**TASK OBJECTIVE**
Set down the lines of the records again, unchanged, for the stretch from the line containing "- header-author: SV: Vũ" through the line containing "- paragraph-3-text: do", both included.

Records
———

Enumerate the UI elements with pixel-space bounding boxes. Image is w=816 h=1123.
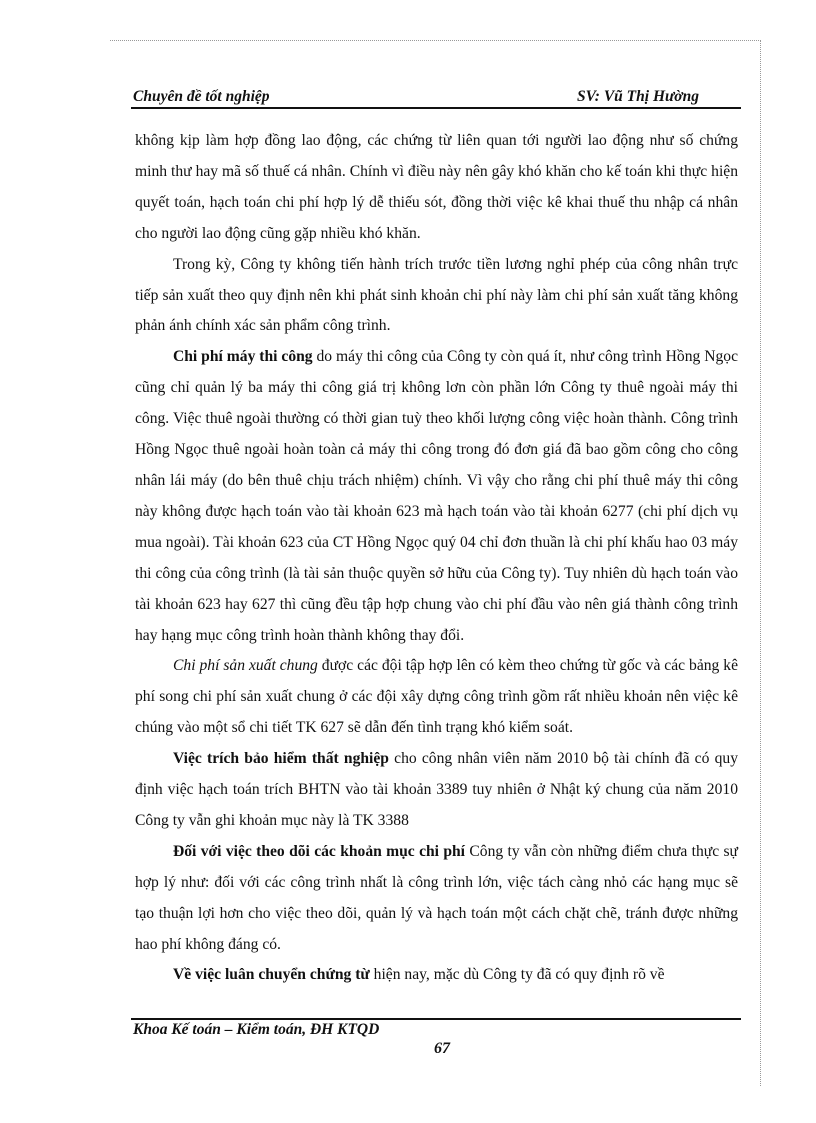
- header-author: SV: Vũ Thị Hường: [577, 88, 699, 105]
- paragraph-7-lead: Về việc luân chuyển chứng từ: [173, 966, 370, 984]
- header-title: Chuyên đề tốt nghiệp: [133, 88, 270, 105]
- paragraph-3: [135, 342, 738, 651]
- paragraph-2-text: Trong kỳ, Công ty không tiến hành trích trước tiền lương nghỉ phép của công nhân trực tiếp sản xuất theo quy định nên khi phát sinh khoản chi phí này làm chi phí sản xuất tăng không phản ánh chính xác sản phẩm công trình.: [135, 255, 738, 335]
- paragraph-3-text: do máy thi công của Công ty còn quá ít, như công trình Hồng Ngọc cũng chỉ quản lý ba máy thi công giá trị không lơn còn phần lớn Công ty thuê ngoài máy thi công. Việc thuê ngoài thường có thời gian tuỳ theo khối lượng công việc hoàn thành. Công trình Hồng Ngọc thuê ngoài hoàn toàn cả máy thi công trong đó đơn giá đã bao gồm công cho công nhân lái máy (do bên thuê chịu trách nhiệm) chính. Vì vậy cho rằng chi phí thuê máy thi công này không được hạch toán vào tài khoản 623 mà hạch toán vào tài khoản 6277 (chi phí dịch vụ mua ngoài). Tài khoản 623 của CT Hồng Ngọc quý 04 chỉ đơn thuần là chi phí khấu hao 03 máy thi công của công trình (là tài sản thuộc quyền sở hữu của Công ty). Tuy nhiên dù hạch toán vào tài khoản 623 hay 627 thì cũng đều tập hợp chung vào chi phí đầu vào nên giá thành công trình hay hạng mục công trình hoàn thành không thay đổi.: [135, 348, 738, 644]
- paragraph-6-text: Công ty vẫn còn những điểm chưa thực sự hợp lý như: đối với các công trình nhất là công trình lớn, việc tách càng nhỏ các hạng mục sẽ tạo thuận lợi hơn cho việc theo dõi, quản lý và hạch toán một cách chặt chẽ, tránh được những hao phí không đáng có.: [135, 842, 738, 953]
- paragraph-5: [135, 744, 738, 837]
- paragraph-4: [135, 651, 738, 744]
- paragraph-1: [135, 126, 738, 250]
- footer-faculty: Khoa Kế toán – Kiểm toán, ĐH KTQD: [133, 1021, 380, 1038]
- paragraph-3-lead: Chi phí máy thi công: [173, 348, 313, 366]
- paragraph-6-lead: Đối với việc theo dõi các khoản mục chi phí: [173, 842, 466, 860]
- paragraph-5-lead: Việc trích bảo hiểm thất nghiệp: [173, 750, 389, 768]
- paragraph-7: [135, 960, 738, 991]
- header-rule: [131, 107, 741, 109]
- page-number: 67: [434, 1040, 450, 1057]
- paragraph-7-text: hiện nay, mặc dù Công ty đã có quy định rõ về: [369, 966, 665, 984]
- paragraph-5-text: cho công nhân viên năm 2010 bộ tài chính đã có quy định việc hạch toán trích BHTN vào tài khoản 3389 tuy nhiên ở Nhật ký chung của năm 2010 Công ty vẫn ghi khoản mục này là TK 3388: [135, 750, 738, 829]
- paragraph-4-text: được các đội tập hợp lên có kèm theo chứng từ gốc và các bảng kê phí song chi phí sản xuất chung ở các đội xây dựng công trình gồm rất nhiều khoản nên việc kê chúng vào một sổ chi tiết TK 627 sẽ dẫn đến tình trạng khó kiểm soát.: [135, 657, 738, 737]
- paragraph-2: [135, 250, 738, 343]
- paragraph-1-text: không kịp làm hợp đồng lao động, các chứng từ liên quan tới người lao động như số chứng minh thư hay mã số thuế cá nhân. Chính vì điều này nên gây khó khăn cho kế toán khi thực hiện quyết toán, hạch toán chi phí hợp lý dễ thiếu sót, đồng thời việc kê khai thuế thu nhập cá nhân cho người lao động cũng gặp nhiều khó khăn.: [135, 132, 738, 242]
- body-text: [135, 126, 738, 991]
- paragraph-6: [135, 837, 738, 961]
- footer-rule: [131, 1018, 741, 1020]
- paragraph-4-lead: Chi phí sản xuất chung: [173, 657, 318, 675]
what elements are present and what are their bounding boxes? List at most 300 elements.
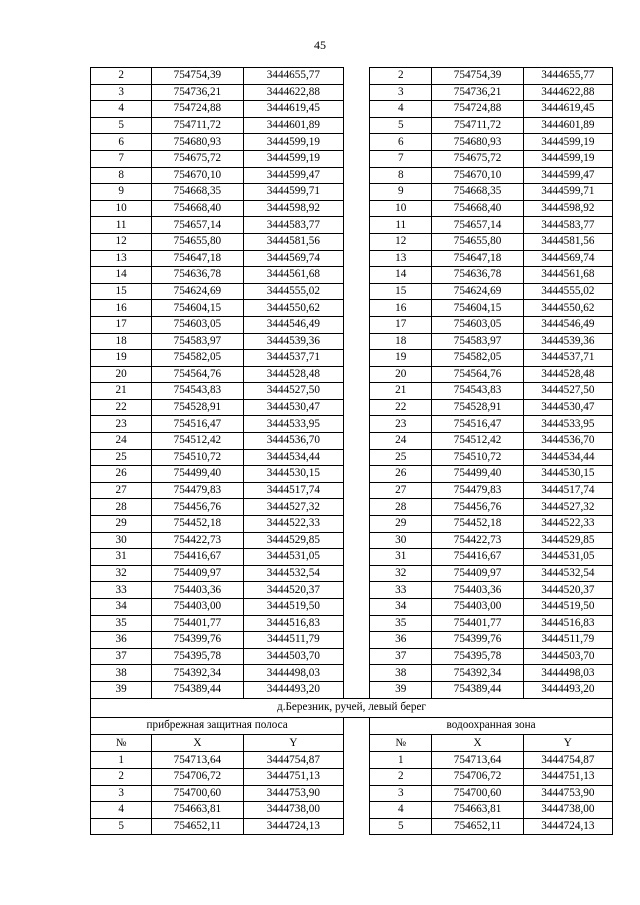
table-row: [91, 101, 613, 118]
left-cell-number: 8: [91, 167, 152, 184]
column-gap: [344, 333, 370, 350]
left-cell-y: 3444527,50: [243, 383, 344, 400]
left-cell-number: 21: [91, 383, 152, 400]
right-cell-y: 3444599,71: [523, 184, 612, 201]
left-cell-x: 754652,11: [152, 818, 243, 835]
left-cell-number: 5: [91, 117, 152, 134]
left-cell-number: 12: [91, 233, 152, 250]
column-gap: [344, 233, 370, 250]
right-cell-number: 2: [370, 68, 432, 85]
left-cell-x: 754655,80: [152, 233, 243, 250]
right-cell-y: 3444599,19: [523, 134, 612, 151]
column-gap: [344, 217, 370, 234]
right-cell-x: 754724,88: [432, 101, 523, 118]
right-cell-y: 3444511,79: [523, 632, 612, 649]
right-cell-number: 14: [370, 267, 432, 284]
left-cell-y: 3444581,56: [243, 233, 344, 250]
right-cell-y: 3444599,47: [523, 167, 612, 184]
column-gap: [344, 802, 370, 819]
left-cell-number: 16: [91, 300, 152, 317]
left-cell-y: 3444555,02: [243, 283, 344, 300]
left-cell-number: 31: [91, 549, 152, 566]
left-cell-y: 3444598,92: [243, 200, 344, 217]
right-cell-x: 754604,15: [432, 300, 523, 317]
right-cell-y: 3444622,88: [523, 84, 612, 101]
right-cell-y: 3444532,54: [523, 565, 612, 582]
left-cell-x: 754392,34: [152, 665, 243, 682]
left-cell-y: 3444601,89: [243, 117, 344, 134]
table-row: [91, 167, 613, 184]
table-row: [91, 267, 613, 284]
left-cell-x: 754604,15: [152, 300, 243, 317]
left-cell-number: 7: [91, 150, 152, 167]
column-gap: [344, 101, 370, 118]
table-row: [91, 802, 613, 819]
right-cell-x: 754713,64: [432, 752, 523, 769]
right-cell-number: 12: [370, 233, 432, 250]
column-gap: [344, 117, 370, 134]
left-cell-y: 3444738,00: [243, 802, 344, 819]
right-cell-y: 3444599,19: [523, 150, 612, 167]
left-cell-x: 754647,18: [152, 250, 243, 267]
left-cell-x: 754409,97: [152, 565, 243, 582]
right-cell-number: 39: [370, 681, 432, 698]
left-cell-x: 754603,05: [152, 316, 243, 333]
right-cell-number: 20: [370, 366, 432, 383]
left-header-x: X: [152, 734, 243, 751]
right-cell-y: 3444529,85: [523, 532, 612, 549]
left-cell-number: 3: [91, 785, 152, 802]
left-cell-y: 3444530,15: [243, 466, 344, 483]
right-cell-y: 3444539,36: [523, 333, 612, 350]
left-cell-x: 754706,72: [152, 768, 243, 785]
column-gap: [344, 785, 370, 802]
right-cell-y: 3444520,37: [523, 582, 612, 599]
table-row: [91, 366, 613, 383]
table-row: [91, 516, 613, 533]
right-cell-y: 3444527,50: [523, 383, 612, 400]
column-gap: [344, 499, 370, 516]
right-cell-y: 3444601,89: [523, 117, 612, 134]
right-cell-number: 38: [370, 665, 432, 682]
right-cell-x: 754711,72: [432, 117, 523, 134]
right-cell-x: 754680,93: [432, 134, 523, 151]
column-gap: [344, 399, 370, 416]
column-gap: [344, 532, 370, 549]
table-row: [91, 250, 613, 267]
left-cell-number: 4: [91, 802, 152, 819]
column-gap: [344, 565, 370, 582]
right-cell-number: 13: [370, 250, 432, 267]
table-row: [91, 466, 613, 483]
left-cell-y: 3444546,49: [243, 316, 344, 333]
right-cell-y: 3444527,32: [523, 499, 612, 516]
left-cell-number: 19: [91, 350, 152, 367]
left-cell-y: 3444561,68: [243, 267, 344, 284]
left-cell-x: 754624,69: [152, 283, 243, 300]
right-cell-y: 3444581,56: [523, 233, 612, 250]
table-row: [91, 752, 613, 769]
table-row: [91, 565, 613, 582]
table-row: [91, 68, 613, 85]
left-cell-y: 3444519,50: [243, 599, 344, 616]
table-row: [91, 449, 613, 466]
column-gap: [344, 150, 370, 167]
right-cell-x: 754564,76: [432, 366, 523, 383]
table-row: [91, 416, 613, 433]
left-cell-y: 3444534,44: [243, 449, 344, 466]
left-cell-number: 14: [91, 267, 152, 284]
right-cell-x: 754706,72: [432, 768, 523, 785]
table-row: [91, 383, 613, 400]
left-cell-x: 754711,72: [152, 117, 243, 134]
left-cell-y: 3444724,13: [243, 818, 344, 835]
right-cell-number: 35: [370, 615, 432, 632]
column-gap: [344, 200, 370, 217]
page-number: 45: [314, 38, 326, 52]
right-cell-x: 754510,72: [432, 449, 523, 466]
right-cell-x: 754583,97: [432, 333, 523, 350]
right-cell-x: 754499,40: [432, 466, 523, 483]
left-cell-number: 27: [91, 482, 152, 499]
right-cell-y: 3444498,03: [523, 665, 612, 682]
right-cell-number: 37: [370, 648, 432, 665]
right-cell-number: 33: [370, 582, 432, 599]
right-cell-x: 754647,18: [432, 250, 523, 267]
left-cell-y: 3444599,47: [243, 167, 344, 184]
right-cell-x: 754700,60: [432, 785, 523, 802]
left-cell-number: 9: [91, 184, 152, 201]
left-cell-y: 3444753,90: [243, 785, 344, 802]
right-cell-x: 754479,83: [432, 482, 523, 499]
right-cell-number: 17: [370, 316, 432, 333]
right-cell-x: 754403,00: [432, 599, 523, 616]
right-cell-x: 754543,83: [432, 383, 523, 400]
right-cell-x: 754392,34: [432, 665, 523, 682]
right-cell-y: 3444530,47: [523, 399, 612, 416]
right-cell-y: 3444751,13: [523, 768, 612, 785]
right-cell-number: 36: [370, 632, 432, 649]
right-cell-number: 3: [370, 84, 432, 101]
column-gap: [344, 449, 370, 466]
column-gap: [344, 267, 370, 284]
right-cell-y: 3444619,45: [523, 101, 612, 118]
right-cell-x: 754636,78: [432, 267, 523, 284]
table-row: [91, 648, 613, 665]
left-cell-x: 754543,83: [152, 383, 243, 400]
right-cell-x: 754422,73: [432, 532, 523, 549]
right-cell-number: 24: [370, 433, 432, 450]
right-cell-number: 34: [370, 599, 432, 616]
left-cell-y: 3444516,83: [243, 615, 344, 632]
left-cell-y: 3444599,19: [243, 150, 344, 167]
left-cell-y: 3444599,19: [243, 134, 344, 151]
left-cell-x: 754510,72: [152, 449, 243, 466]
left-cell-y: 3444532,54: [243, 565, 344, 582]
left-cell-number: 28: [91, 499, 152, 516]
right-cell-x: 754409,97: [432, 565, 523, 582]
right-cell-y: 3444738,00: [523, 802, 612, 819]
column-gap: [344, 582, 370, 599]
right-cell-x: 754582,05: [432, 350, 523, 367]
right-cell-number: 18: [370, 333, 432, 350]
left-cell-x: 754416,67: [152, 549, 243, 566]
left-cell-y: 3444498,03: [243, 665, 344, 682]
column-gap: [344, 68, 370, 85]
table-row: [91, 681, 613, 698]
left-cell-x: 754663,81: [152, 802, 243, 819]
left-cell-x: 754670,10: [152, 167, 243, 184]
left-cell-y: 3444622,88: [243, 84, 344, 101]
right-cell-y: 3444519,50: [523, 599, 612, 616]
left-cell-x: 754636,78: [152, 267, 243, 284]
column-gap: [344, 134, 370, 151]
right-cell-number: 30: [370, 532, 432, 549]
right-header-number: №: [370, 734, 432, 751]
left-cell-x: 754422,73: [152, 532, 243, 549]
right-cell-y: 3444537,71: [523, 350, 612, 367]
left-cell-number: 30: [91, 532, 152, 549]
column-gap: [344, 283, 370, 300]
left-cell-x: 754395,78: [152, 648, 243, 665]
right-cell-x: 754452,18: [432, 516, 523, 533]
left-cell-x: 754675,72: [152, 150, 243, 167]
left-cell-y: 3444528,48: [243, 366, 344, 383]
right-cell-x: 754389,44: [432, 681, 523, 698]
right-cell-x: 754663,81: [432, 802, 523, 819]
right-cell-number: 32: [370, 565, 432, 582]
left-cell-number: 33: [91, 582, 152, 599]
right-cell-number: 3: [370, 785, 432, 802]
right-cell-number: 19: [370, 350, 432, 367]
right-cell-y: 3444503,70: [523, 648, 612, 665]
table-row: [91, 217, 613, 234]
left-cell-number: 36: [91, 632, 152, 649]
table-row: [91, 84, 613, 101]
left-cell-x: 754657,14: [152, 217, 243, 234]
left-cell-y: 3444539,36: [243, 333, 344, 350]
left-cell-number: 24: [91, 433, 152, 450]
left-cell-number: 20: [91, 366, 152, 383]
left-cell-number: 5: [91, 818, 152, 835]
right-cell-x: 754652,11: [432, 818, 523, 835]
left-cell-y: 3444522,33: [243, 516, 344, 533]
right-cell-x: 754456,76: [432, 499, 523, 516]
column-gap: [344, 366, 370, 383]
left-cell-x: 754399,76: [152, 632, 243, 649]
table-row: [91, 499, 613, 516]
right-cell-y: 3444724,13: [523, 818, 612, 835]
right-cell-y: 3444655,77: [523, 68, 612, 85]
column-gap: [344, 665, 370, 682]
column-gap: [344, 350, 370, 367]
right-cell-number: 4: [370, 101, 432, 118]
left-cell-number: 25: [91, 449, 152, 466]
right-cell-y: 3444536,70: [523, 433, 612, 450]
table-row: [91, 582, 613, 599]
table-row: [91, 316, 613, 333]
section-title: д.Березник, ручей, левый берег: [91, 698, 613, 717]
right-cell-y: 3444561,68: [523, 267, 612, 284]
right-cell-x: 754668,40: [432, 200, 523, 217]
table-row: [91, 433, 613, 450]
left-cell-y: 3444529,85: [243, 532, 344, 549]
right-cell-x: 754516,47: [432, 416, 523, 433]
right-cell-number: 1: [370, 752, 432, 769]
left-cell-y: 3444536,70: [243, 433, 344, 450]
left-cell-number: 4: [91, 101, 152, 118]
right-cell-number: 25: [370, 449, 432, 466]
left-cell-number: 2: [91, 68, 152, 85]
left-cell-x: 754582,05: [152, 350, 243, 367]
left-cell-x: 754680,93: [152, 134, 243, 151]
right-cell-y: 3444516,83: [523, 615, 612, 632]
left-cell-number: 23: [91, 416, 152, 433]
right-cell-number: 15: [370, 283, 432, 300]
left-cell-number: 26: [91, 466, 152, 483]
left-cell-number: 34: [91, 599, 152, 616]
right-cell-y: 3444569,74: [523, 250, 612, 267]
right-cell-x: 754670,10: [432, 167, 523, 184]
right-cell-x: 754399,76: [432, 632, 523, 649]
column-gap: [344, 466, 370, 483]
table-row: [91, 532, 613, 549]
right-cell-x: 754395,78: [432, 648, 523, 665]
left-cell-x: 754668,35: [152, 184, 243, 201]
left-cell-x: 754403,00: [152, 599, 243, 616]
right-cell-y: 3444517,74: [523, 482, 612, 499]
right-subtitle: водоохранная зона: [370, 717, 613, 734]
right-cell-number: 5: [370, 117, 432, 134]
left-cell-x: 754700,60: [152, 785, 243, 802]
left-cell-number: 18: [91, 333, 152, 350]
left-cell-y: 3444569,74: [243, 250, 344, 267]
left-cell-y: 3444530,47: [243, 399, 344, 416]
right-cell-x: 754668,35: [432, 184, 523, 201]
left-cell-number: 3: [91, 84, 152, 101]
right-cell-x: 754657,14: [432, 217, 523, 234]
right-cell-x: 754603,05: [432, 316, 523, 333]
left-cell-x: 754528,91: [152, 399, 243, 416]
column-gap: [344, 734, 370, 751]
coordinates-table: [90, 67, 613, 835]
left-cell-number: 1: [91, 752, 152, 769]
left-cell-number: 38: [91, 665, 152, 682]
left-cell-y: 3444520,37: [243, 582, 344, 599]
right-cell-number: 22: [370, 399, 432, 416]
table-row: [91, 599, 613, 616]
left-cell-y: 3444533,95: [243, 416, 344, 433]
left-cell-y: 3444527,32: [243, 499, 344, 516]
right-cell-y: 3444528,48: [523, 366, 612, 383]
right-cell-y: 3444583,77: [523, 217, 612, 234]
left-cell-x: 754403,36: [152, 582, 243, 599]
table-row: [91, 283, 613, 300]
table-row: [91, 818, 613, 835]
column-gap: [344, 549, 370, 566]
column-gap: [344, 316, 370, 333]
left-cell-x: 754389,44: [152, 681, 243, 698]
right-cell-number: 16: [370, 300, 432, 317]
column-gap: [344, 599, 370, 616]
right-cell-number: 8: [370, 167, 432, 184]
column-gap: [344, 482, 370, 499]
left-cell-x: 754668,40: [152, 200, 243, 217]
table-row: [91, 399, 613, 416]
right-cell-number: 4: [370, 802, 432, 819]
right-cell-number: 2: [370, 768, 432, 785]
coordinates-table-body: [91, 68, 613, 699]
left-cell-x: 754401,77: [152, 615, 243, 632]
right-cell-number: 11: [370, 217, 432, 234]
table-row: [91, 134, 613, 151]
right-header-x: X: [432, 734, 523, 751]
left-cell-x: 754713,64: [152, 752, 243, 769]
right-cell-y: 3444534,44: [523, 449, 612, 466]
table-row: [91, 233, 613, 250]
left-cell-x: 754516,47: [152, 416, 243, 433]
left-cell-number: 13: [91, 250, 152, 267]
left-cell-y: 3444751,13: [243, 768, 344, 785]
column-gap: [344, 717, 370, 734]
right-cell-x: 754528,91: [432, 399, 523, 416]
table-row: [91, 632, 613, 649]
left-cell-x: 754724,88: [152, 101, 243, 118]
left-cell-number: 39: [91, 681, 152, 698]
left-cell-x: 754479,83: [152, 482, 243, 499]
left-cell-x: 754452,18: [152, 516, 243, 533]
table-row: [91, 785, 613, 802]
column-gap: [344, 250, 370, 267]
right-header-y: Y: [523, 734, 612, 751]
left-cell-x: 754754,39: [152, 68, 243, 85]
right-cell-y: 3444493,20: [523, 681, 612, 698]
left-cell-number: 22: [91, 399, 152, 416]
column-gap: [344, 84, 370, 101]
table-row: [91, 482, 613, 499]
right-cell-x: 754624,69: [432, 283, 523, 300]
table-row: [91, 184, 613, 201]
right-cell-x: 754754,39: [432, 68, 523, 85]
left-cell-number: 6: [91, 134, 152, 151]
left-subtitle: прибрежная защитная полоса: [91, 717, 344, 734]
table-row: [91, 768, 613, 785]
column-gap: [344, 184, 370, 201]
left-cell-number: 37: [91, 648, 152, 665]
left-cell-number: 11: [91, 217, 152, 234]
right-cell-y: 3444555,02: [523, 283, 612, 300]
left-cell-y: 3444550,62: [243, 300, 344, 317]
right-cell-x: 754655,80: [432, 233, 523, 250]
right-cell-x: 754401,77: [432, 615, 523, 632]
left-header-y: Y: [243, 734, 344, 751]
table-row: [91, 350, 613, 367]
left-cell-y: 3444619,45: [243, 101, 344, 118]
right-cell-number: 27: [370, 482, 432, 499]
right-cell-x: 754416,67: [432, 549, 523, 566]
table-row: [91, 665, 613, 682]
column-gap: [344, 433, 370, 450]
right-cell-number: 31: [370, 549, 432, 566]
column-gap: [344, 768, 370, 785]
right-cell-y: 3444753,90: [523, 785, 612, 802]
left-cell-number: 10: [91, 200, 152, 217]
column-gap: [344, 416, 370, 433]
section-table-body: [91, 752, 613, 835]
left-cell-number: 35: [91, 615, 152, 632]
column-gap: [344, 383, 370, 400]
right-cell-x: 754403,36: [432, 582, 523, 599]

———

**SOLUTION BELOW**
- header-author: SV: Vũ Thị Hường: [577, 88, 699, 105]
- paragraph-7-lead: Về việc luân chuyển chứng từ: [173, 966, 370, 984]
- header-title: Chuyên đề tốt nghiệp: [133, 88, 270, 105]
- paragraph-3: [135, 342, 738, 651]
- paragraph-2-text: Trong kỳ, Công ty không tiến hành trích trước tiền lương nghỉ phép của công nhân trực tiếp sản xuất theo quy định nên khi phát sinh khoản chi phí này làm chi phí sản xuất tăng không phản ánh chính xác sản phẩm công trình.: [135, 255, 738, 335]
- paragraph-3-text: do máy thi công của Công ty còn quá ít, như công trình Hồng Ngọc cũng chỉ quản lý ba máy thi công giá trị không lơn còn phần lớn Công ty thuê ngoài máy thi công. Việc thuê ngoài thường có thời gian tuỳ theo khối lượng công việc hoàn thành. Công trình Hồng Ngọc thuê ngoài hoàn toàn cả máy thi công trong đó đơn giá đã bao gồm công cho công nhân lái máy (do bên thuê chịu trách nhiệm) chính. Vì vậy cho rằng chi phí thuê máy thi công này không được hạch toán vào tài khoản 623 mà hạch toán vào tài khoản 6277 (chi phí dịch vụ mua ngoài). Tài khoản 623 của CT Hồng Ngọc quý 04 chỉ đơn thuần là chi phí khấu hao 03 máy thi công của công trình (là tài sản thuộc quyền sở hữu của Công ty). Tuy nhiên dù hạch toán vào tài khoản 623 hay 627 thì cũng đều tập hợp chung vào chi phí đầu vào nên giá thành công trình hay hạng mục công trình hoàn thành không thay đổi.: [135, 348, 738, 644]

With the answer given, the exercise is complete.